- _INFORMATION SHOWN_
-=-=-

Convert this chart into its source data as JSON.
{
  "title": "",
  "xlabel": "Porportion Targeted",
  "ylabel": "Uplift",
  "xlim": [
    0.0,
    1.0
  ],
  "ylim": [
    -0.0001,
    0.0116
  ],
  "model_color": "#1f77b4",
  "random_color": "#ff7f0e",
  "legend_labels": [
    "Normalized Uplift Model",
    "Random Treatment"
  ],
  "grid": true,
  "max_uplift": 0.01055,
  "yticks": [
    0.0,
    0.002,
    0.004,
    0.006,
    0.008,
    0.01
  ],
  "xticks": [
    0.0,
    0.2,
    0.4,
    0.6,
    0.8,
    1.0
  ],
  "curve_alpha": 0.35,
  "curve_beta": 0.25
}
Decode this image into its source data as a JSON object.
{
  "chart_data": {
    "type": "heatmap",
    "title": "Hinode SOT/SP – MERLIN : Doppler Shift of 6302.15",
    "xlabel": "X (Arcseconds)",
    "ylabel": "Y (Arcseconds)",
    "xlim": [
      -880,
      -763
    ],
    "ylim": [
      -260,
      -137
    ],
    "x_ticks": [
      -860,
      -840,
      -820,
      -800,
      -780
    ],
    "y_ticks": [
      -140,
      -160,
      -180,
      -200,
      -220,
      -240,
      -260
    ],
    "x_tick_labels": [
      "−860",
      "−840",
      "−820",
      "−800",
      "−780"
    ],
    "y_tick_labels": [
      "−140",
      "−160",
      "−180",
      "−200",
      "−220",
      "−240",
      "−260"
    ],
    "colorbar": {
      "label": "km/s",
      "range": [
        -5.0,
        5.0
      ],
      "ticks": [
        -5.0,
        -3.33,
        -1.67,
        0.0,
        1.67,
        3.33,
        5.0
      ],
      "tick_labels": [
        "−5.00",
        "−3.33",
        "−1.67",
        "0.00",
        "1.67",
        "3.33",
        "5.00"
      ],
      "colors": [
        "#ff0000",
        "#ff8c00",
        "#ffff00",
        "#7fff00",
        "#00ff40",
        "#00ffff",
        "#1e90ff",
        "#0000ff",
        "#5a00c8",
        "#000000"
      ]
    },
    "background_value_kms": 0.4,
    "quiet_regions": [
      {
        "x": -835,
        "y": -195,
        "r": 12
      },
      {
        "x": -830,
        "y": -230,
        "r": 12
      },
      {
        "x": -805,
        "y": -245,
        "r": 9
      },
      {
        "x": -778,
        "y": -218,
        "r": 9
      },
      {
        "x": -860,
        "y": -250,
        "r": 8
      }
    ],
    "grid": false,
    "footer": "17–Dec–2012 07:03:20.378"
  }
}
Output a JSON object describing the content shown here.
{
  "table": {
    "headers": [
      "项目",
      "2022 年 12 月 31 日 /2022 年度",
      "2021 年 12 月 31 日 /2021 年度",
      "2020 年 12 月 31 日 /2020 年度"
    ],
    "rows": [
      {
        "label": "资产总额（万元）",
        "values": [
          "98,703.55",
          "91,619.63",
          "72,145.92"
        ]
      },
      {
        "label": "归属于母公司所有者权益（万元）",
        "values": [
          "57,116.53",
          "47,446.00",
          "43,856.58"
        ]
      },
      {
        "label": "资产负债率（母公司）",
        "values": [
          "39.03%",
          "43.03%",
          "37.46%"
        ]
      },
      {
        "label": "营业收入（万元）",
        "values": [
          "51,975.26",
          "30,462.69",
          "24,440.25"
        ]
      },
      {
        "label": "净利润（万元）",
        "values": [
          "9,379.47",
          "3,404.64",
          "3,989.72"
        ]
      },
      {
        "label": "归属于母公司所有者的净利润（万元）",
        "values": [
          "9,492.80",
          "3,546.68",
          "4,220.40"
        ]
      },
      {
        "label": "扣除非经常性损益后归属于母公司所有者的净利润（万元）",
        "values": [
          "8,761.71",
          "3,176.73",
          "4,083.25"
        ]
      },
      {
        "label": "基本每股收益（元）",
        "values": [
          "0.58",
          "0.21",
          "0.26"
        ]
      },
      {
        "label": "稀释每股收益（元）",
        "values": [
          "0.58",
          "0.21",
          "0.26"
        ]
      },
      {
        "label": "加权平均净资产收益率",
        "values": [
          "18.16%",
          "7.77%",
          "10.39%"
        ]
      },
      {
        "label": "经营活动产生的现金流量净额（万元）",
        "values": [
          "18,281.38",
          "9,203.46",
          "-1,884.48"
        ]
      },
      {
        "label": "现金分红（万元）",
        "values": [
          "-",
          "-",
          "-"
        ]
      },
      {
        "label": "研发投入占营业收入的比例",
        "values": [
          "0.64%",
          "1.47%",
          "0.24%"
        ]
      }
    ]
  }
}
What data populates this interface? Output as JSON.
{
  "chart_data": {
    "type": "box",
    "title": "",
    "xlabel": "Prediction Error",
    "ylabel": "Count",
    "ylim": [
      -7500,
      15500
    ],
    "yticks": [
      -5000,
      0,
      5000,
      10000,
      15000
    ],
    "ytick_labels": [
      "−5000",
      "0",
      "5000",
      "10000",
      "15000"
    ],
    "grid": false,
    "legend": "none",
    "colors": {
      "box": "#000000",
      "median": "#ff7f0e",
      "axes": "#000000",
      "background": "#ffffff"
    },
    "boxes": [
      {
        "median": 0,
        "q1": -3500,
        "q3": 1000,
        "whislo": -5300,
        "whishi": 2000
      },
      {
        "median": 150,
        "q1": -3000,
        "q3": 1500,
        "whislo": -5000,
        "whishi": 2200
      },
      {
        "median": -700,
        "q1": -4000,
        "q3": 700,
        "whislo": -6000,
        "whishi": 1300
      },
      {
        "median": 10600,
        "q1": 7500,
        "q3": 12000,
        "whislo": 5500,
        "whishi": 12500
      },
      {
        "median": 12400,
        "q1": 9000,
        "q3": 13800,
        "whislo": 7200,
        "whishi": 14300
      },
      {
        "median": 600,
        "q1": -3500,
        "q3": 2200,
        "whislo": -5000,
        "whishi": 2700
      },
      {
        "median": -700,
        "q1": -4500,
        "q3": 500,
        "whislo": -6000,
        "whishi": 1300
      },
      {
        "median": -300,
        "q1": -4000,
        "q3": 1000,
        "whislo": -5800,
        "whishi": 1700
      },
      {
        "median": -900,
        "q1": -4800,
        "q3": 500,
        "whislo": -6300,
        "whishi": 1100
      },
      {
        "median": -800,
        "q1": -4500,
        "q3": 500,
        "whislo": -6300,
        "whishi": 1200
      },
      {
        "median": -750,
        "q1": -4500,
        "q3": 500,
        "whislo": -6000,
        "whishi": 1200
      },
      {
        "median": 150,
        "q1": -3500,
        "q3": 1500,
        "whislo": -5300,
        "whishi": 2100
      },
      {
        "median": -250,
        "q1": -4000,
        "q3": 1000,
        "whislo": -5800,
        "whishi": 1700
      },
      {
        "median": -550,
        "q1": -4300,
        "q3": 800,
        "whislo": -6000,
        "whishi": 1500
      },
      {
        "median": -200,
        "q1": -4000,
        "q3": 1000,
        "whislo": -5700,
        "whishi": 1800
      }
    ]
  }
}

-=-=-

- _REQUIRED TASK_
Take every line from the data that contains the word "Output".

- _ANSWER TO THE TASK_
Output a JSON object describing the content shown here.
What data populates this interface? Output as JSON.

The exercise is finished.